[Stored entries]
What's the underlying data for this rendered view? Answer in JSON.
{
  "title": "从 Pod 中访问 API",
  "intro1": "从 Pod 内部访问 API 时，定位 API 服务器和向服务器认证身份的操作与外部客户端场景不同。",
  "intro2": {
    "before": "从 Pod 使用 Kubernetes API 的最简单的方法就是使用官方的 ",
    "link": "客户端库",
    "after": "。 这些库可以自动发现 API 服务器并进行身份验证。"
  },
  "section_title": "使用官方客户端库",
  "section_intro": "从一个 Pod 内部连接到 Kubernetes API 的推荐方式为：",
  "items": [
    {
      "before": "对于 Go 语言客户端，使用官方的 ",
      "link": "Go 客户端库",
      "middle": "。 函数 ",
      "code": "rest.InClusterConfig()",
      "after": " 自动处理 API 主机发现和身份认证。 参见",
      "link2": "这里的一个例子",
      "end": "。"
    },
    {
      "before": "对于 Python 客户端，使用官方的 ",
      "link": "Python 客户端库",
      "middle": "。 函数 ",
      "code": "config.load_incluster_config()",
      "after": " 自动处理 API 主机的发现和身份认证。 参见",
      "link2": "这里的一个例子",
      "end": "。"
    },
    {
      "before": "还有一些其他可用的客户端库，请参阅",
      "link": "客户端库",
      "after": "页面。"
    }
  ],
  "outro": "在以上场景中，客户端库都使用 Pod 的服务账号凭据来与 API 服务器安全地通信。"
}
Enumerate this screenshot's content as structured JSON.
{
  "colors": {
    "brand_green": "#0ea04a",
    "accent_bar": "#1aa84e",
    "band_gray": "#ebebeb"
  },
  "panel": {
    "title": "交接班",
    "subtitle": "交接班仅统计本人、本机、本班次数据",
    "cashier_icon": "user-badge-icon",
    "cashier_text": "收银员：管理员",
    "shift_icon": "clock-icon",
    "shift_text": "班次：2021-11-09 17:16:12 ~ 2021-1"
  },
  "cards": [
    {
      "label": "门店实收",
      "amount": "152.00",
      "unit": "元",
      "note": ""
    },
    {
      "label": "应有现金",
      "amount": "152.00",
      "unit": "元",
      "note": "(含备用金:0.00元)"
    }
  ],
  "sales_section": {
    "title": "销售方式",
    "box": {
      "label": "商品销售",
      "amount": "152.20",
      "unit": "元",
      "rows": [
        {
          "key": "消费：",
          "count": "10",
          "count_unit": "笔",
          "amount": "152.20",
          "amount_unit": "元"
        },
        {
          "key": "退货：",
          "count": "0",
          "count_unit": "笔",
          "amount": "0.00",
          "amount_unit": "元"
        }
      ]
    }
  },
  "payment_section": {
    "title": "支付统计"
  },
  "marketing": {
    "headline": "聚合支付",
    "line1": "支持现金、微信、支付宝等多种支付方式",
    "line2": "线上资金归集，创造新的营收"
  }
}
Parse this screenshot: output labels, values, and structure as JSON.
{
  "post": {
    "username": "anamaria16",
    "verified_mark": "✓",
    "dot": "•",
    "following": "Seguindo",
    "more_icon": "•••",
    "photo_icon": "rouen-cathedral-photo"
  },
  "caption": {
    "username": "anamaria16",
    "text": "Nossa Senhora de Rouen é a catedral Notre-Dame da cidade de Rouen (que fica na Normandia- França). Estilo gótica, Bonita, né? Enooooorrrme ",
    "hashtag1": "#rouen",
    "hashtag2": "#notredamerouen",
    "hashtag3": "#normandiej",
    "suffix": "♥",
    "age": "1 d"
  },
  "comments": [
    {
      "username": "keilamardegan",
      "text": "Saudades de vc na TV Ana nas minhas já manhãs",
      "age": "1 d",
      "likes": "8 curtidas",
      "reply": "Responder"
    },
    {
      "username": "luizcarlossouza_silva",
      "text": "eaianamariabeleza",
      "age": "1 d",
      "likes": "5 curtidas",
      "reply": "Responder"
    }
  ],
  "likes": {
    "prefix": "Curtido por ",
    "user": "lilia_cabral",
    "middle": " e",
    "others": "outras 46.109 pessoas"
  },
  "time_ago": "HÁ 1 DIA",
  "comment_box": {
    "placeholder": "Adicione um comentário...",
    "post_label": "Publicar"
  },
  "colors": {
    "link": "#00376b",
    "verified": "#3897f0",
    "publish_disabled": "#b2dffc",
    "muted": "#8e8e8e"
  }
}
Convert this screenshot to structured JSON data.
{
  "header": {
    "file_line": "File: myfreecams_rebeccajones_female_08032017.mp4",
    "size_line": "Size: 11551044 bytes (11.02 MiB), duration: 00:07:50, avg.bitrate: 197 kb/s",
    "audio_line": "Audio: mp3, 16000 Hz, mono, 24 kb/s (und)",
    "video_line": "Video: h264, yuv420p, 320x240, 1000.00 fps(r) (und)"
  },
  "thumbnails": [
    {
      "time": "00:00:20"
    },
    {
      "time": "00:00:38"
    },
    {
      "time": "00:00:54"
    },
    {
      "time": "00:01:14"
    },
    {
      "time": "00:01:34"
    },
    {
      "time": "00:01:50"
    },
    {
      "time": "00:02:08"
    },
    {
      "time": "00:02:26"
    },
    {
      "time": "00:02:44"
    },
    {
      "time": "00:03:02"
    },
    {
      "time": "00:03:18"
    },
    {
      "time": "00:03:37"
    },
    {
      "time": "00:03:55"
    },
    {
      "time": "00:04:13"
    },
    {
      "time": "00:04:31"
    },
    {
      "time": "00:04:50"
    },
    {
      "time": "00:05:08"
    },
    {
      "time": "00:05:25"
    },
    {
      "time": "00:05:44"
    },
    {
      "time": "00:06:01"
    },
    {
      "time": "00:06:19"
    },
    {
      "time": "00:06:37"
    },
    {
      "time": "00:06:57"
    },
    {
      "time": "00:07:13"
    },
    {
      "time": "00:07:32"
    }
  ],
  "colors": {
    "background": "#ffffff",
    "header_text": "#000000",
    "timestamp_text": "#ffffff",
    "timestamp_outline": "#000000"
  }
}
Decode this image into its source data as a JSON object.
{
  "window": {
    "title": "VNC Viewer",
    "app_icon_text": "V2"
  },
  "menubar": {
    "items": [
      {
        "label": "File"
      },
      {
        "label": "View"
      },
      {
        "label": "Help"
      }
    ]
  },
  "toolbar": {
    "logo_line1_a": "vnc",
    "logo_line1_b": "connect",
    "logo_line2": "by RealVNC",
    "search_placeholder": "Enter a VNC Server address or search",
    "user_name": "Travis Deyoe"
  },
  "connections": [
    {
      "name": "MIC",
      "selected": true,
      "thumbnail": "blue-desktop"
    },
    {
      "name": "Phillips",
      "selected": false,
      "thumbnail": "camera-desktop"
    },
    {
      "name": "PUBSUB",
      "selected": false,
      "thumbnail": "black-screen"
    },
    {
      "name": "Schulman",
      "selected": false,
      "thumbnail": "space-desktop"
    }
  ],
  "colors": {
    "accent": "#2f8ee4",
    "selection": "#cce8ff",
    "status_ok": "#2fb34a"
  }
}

◆ **Task to carry out**
Copy out every line holding the string "Python".

◆ **Response**
      "before": "对于 Python 客户端，使用官方的 ",
      "link": "Python 客户端库",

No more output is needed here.